Items from a figure collection:
● ● ● ●

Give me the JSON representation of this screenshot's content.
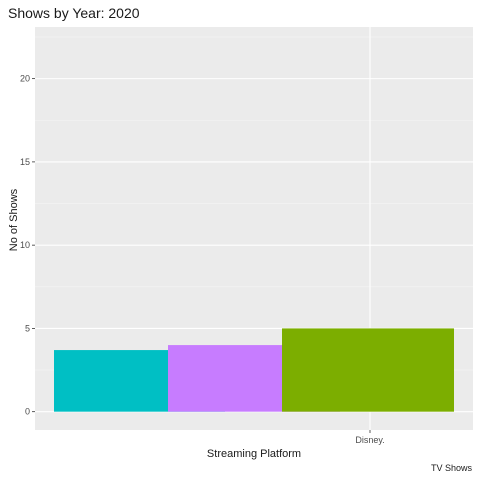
{
  "chart_data": {
    "type": "bar",
    "title": "Shows by Year: 2020",
    "xlabel": "Streaming Platform",
    "ylabel": "No of Shows",
    "caption": "TV Shows",
    "categories": [
      "Disney."
    ],
    "ylim": [
      -1.1,
      23.1
    ],
    "yticks": [
      0,
      5,
      10,
      15,
      20
    ],
    "grid": true,
    "bars": [
      {
        "value": 3.7,
        "color": "#00BFC4"
      },
      {
        "value": 4.0,
        "color": "#C77CFF"
      },
      {
        "value": 5.0,
        "color": "#7CAE00"
      }
    ]
  }
}
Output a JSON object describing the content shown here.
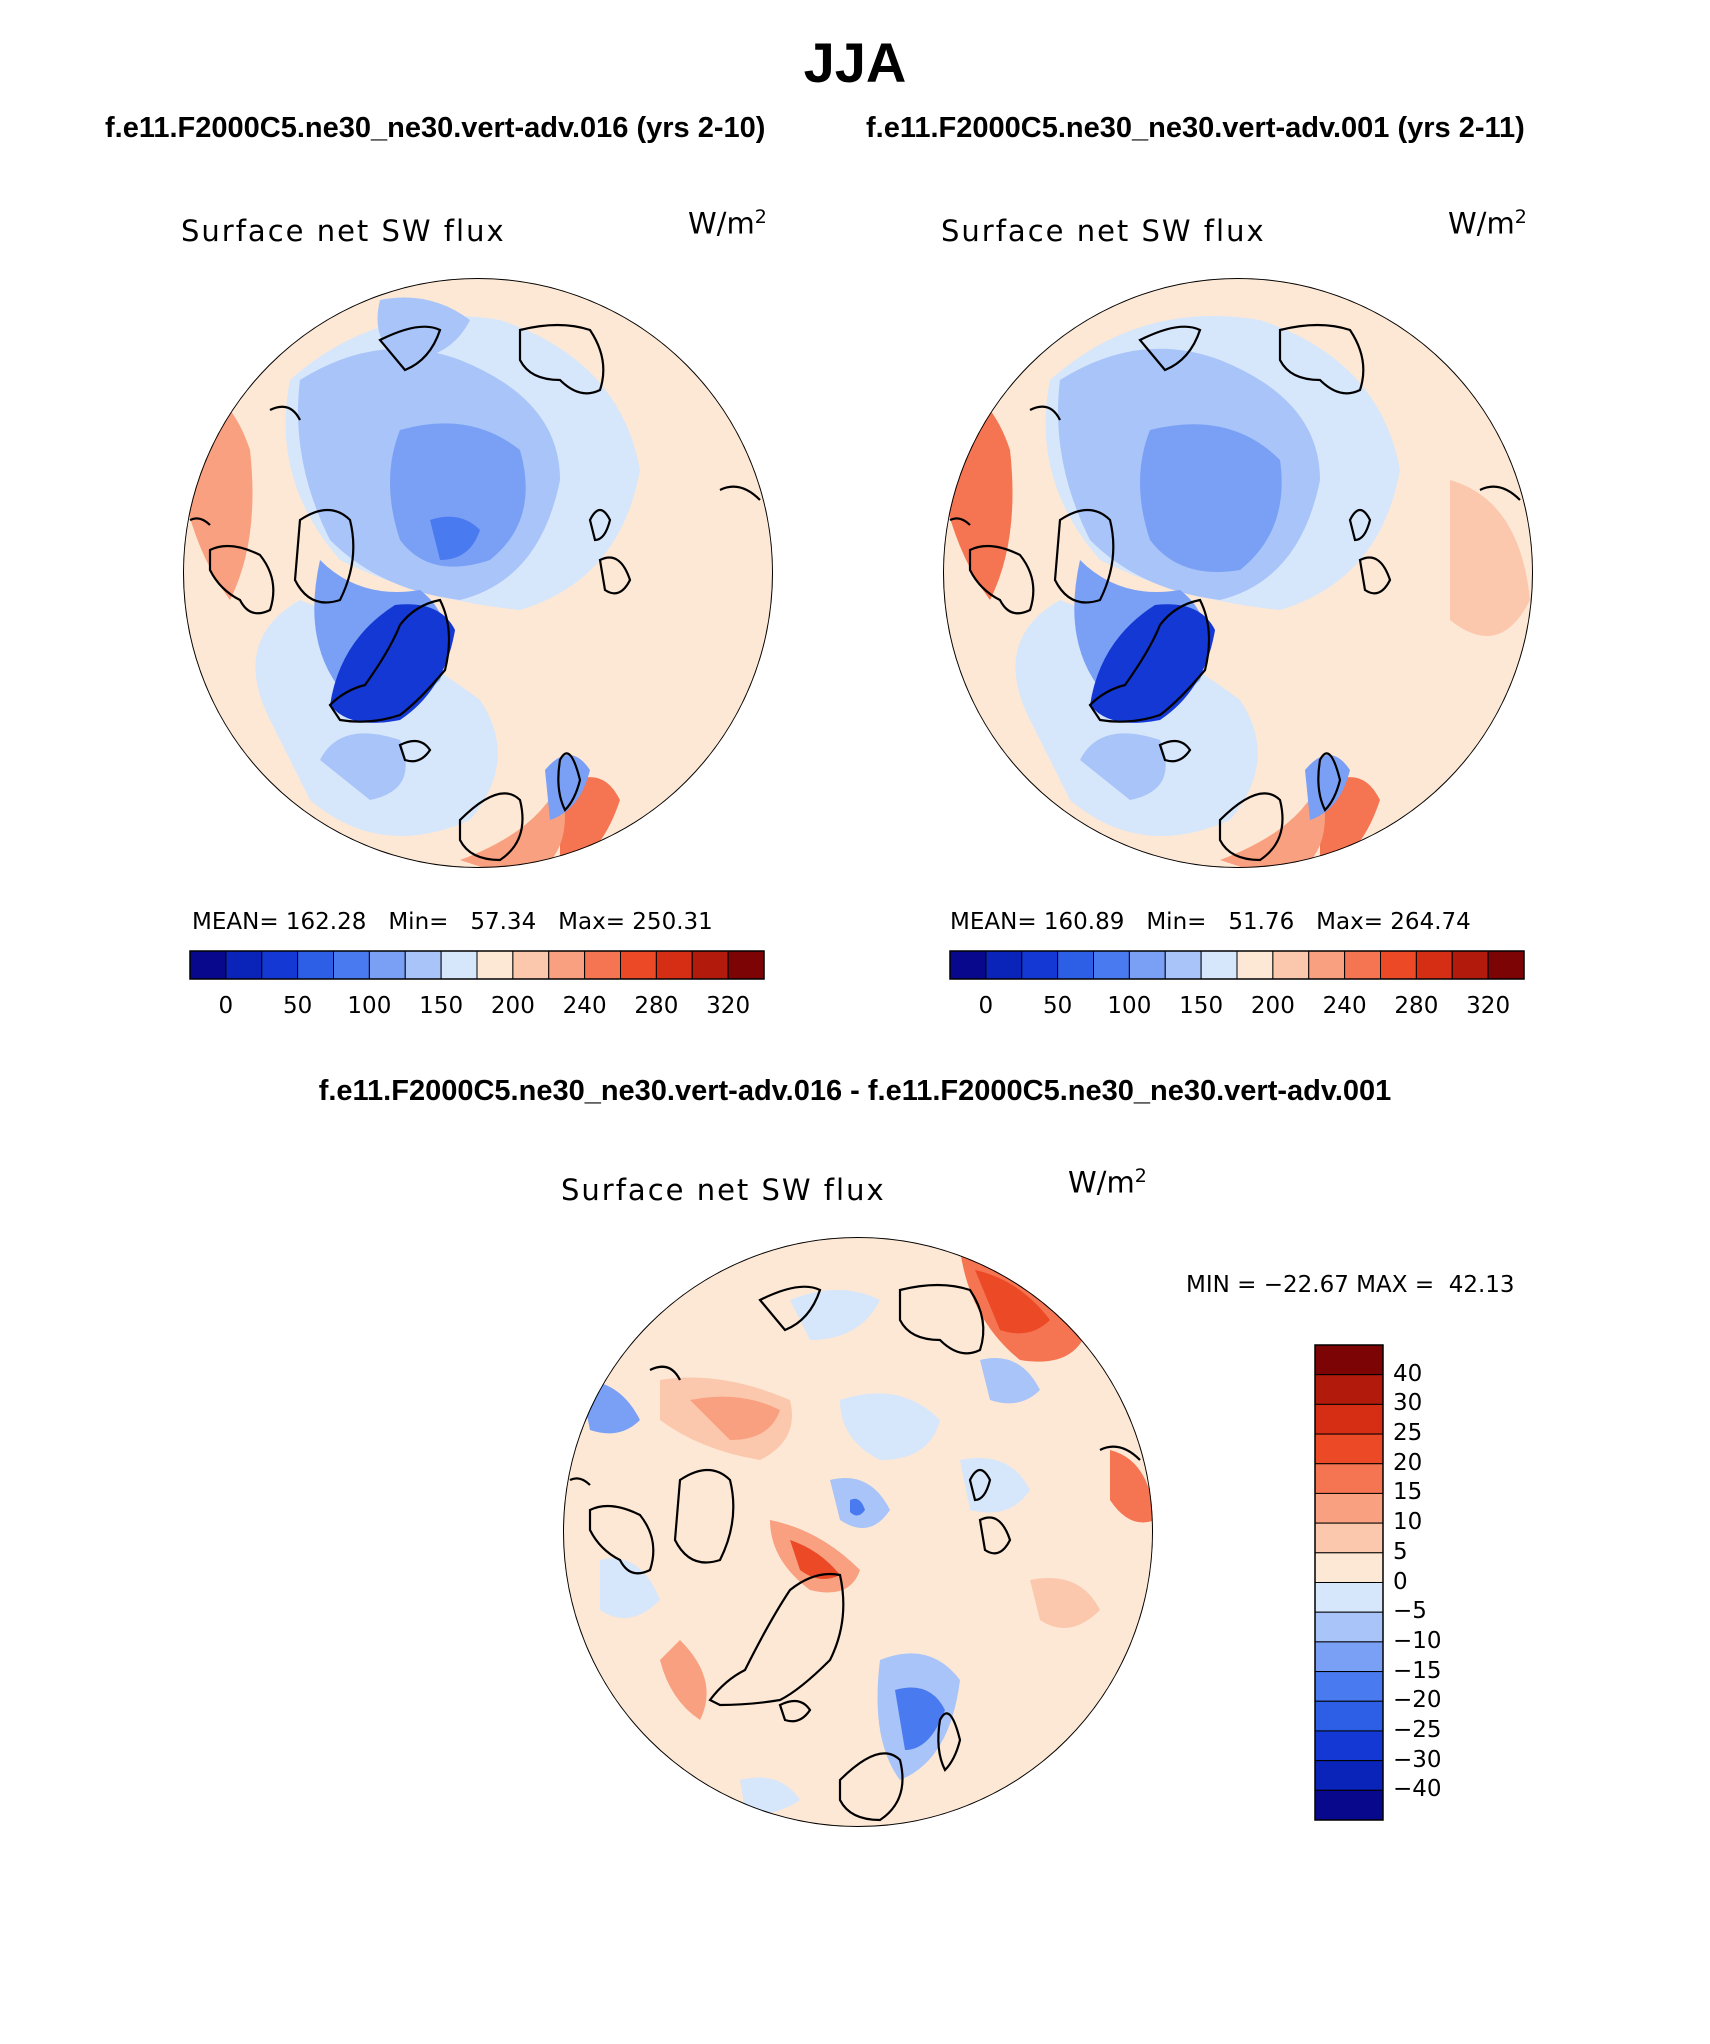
{
  "title": "JJA",
  "left_case": "f.e11.F2000C5.ne30_ne30.vert-adv.016 (yrs 2-10)",
  "right_case": "f.e11.F2000C5.ne30_ne30.vert-adv.001 (yrs 2-11)",
  "diff_title": "f.e11.F2000C5.ne30_ne30.vert-adv.016 - f.e11.F2000C5.ne30_ne30.vert-adv.001",
  "panels": [
    {
      "title": "Surface net SW flux",
      "units": "W/m",
      "units_sup": "2",
      "stats": {
        "mean_label": "MEAN=",
        "mean": "162.28",
        "min_label": "Min=",
        "min": "57.34",
        "max_label": "Max=",
        "max": "250.31"
      }
    },
    {
      "title": "Surface net SW flux",
      "units": "W/m",
      "units_sup": "2",
      "stats": {
        "mean_label": "MEAN=",
        "mean": "160.89",
        "min_label": "Min=",
        "min": "51.76",
        "max_label": "Max=",
        "max": "264.74"
      }
    },
    {
      "title": "Surface net SW flux",
      "units": "W/m",
      "units_sup": "2",
      "stats": {
        "min_label": "MIN =",
        "min": "−22.67",
        "max_label": "MAX =",
        "max": "42.13"
      }
    }
  ],
  "abs_colorbar": {
    "tick_labels": [
      "0",
      "50",
      "100",
      "150",
      "200",
      "240",
      "280",
      "320"
    ],
    "colors": [
      "#08088c",
      "#0a23b8",
      "#1438d4",
      "#2d5ee6",
      "#4a7af0",
      "#7aa0f5",
      "#a8c4f8",
      "#d6e6fb",
      "#fde8d6",
      "#fbc8ad",
      "#f8a080",
      "#f57552",
      "#ec4a26",
      "#d52e14",
      "#b21b0c",
      "#7d0404"
    ]
  },
  "diff_colorbar": {
    "tick_labels": [
      "40",
      "30",
      "25",
      "20",
      "15",
      "10",
      "5",
      "0",
      "−5",
      "−10",
      "−15",
      "−20",
      "−25",
      "−30",
      "−40"
    ],
    "colors": [
      "#7d0404",
      "#b21b0c",
      "#d52e14",
      "#ec4a26",
      "#f57552",
      "#f8a080",
      "#fbc8ad",
      "#fde8d6",
      "#d6e6fb",
      "#a8c4f8",
      "#7aa0f5",
      "#4a7af0",
      "#2d5ee6",
      "#1438d4",
      "#0a23b8",
      "#08088c"
    ]
  },
  "map_colors": {
    "ocean_light": "#d6e6fb",
    "ice_blue": "#a8c4f8",
    "mid_blue": "#7aa0f5",
    "deep_blue": "#2d5ee6",
    "greenland": "#1438d4",
    "land_peach": "#fde8d6",
    "land_salmon": "#fbc8ad",
    "land_orange": "#f8a080",
    "land_red": "#f57552",
    "coast": "#000000"
  }
}
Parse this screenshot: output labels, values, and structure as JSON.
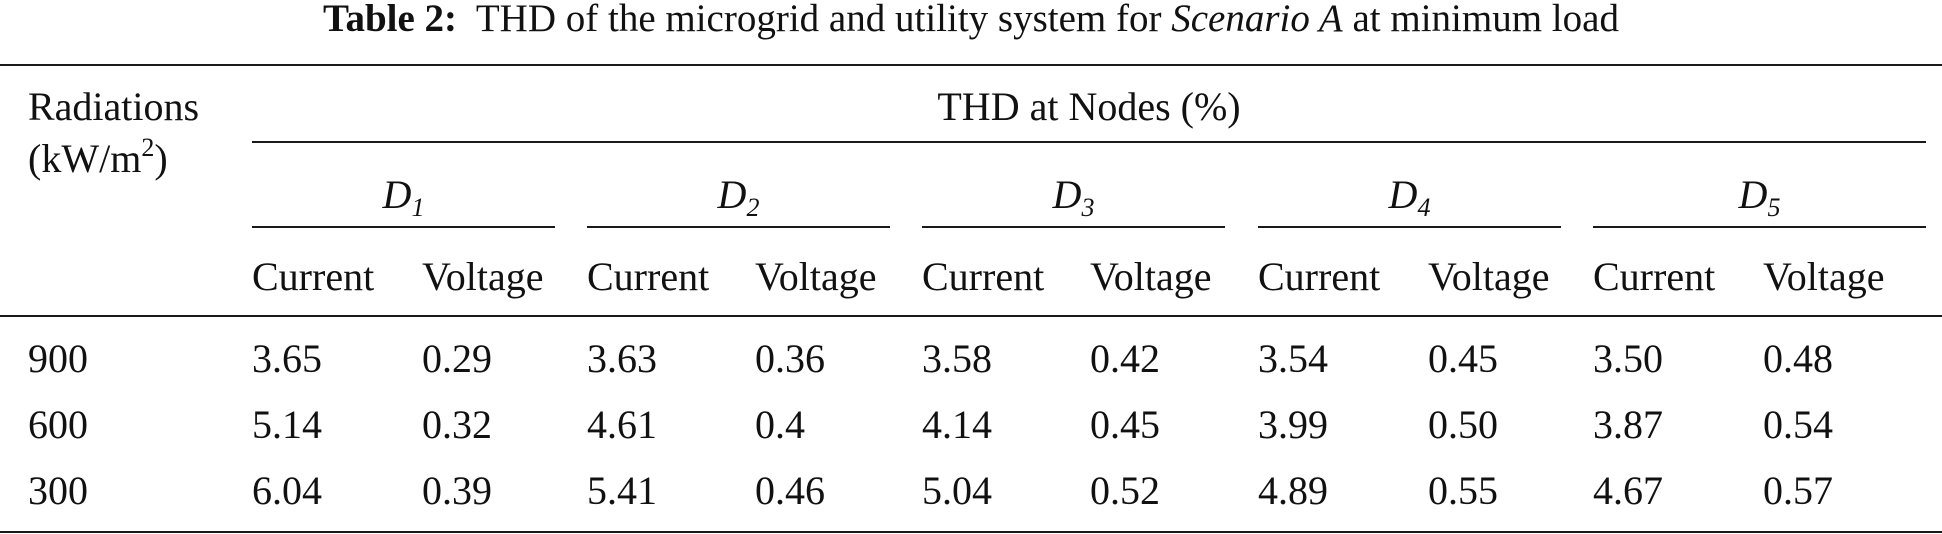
{
  "caption": {
    "label": "Table 2:",
    "text_before": "THD of the microgrid and utility system for",
    "text_italic": "Scenario A",
    "text_after": "at minimum load"
  },
  "header": {
    "row_label_line1": "Radiations",
    "row_label_unit": "(kW/m",
    "row_label_sup": "2",
    "row_label_close": ")",
    "group_title": "THD at Nodes (%)",
    "nodes": [
      {
        "letter": "D",
        "sub": "1"
      },
      {
        "letter": "D",
        "sub": "2"
      },
      {
        "letter": "D",
        "sub": "3"
      },
      {
        "letter": "D",
        "sub": "4"
      },
      {
        "letter": "D",
        "sub": "5"
      }
    ],
    "sub_columns": [
      "Current",
      "Voltage"
    ]
  },
  "rows": [
    {
      "radiation": "900",
      "values": [
        "3.65",
        "0.29",
        "3.63",
        "0.36",
        "3.58",
        "0.42",
        "3.54",
        "0.45",
        "3.50",
        "0.48"
      ]
    },
    {
      "radiation": "600",
      "values": [
        "5.14",
        "0.32",
        "4.61",
        "0.4",
        "4.14",
        "0.45",
        "3.99",
        "0.50",
        "3.87",
        "0.54"
      ]
    },
    {
      "radiation": "300",
      "values": [
        "6.04",
        "0.39",
        "5.41",
        "0.46",
        "5.04",
        "0.52",
        "4.89",
        "0.55",
        "4.67",
        "0.57"
      ]
    }
  ]
}
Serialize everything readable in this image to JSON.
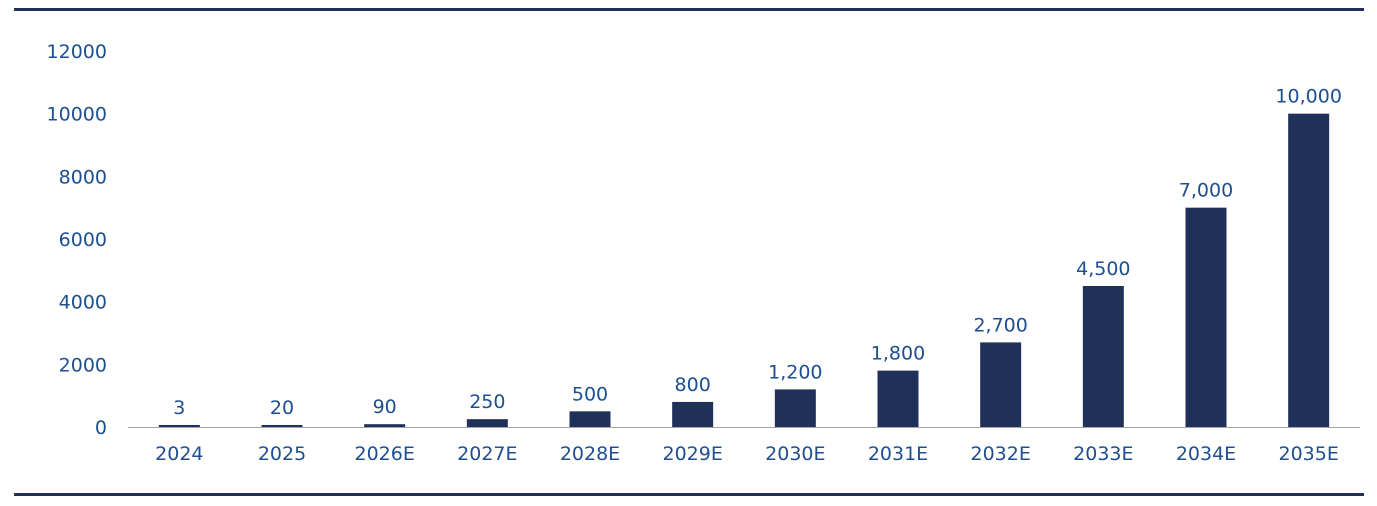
{
  "chart_data": {
    "type": "bar",
    "title": "",
    "xlabel": "",
    "ylabel": "",
    "categories": [
      "2024",
      "2025",
      "2026E",
      "2027E",
      "2028E",
      "2029E",
      "2030E",
      "2031E",
      "2032E",
      "2033E",
      "2034E",
      "2035E"
    ],
    "values": [
      3,
      20,
      90,
      250,
      500,
      800,
      1200,
      1800,
      2700,
      4500,
      7000,
      10000
    ],
    "data_labels": [
      "3",
      "20",
      "90",
      "250",
      "500",
      "800",
      "1,200",
      "1,800",
      "2,700",
      "4,500",
      "7,000",
      "10,000"
    ],
    "y_ticks": [
      "0",
      "2000",
      "4000",
      "6000",
      "8000",
      "10000",
      "12000"
    ],
    "ylim": [
      0,
      12000
    ],
    "grid": false,
    "legend": "none",
    "colors": {
      "bar": "#1f3158",
      "text": "#1d4f91",
      "rule": "#1f3158",
      "axis": "#a6a6a6"
    }
  }
}
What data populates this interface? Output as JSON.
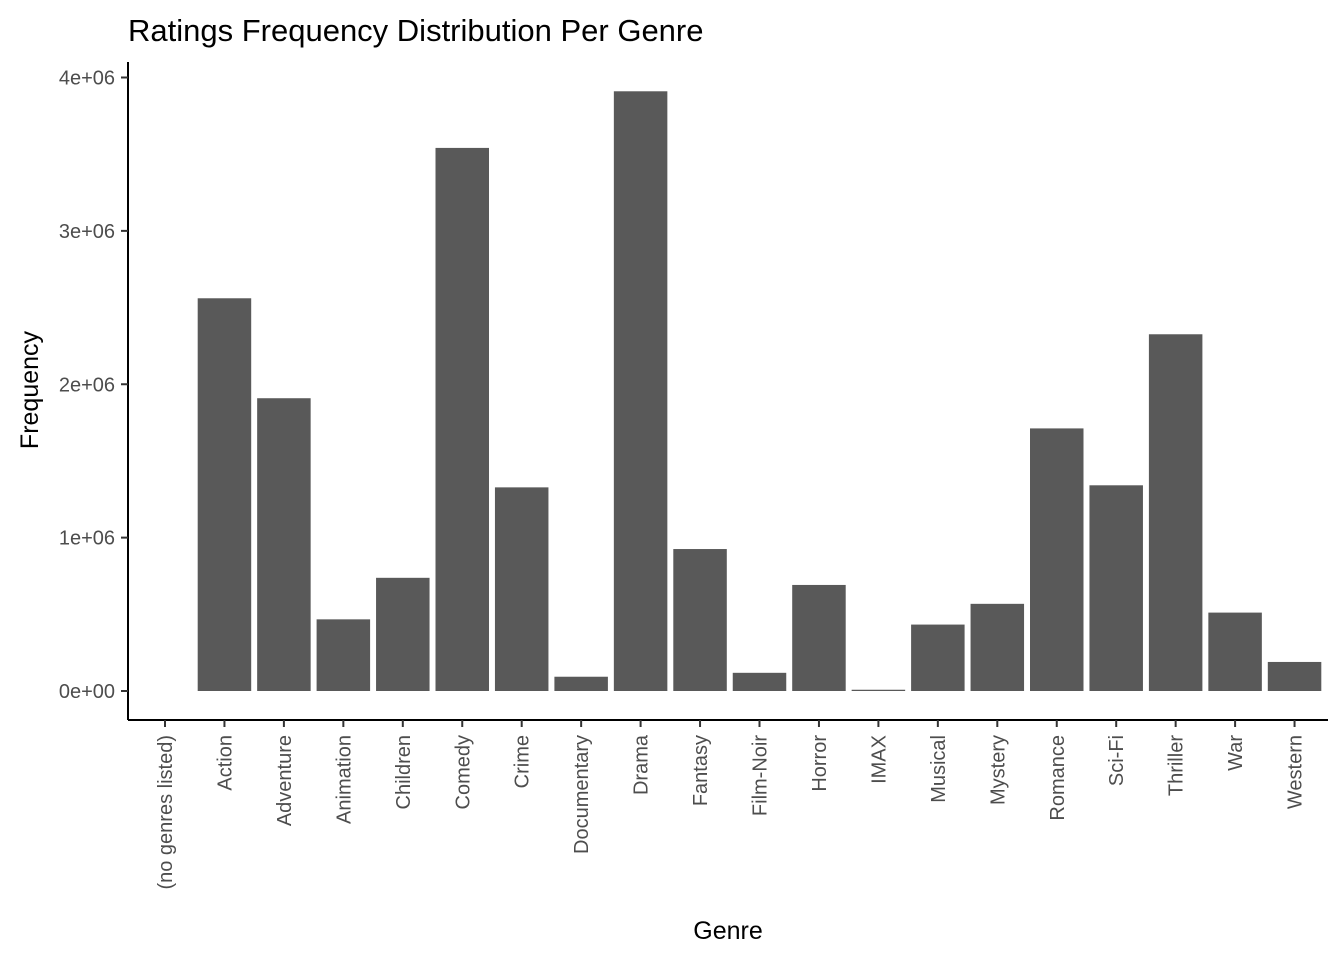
{
  "chart_data": {
    "type": "bar",
    "title": "Ratings Frequency Distribution Per Genre",
    "xlabel": "Genre",
    "ylabel": "Frequency",
    "ylim": [
      0,
      4000000
    ],
    "yticks": [
      0,
      1000000,
      2000000,
      3000000,
      4000000
    ],
    "ytick_labels": [
      "0e+00",
      "1e+06",
      "2e+06",
      "3e+06",
      "4e+06"
    ],
    "categories": [
      "(no genres listed)",
      "Action",
      "Adventure",
      "Animation",
      "Children",
      "Comedy",
      "Crime",
      "Documentary",
      "Drama",
      "Fantasy",
      "Film-Noir",
      "Horror",
      "IMAX",
      "Musical",
      "Mystery",
      "Romance",
      "Sci-Fi",
      "Thriller",
      "War",
      "Western"
    ],
    "values": [
      7,
      2560545,
      1908892,
      467168,
      737994,
      3540930,
      1327715,
      93066,
      3910127,
      925637,
      118541,
      691485,
      8181,
      433080,
      568332,
      1712100,
      1341183,
      2325899,
      511147,
      189394
    ],
    "bar_color": "#595959",
    "grid": false,
    "legend": "none"
  }
}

● ● ● ●

- [DIRECTION]:
Starting with the line that holds "What data populates", repeat exactly every line through the end of the material above, both ends included, without the pictures.

- [ANSWER FOR THIS EXERCISE]:
What data populates this interface? Output as JSON.
{
  "chart_data": {
    "type": "bar",
    "title": "Ratings Frequency Distribution Per Genre",
    "xlabel": "Genre",
    "ylabel": "Frequency",
    "ylim": [
      0,
      4000000
    ],
    "yticks": [
      0,
      1000000,
      2000000,
      3000000,
      4000000
    ],
    "ytick_labels": [
      "0e+00",
      "1e+06",
      "2e+06",
      "3e+06",
      "4e+06"
    ],
    "categories": [
      "(no genres listed)",
      "Action",
      "Adventure",
      "Animation",
      "Children",
      "Comedy",
      "Crime",
      "Documentary",
      "Drama",
      "Fantasy",
      "Film-Noir",
      "Horror",
      "IMAX",
      "Musical",
      "Mystery",
      "Romance",
      "Sci-Fi",
      "Thriller",
      "War",
      "Western"
    ],
    "values": [
      7,
      2560545,
      1908892,
      467168,
      737994,
      3540930,
      1327715,
      93066,
      3910127,
      925637,
      118541,
      691485,
      8181,
      433080,
      568332,
      1712100,
      1341183,
      2325899,
      511147,
      189394
    ],
    "bar_color": "#595959",
    "grid": false,
    "legend": "none"
  }
}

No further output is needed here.